### What you have to do
Filter the entries and keep only the lines where the string "системы" appears.

[start Data rows]

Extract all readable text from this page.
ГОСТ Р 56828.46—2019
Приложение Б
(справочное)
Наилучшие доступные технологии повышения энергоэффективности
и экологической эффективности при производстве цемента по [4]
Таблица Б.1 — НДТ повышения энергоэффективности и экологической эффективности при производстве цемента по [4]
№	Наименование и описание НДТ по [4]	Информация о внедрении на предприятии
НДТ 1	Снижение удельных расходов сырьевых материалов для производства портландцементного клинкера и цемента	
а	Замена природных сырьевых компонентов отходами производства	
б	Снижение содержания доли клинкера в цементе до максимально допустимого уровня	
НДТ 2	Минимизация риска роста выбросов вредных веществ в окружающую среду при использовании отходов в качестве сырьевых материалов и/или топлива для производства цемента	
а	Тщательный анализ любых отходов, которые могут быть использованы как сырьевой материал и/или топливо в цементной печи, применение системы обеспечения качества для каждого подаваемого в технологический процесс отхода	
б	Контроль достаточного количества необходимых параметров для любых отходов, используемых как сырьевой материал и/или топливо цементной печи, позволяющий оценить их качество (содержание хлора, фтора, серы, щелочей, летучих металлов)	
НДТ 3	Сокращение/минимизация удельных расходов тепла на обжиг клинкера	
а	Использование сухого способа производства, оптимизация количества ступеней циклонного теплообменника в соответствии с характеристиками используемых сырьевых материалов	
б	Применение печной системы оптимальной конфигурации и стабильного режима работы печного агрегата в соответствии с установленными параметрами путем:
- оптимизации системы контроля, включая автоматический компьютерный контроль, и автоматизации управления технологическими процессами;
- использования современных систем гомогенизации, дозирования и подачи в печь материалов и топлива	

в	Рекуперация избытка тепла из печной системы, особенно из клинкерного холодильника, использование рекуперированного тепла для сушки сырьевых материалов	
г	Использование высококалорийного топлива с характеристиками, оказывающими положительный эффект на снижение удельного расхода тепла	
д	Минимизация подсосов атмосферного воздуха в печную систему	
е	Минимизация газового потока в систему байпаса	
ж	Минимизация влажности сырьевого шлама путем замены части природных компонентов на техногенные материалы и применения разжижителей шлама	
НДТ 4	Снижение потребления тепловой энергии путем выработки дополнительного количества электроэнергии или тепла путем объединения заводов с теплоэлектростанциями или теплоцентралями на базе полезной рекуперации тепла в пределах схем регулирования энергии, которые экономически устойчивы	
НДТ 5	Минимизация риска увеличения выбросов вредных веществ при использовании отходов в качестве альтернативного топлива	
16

[end Data rows]

### Response
а	Тщательный анализ любых отходов, которые могут быть использованы как сырьевой материал и/или топливо в цементной печи, применение системы обеспечения качества для каждого подаваемого в технологический процесс отхода	
б	Применение печной системы оптимальной конфигурации и стабильного режима работы печного агрегата в соответствии с установленными параметрами путем:
- оптимизации системы контроля, включая автоматический компьютерный контроль, и автоматизации управления технологическими процессами;
в	Рекуперация избытка тепла из печной системы, особенно из клинкерного холодильника, использование рекуперированного тепла для сушки сырьевых материалов	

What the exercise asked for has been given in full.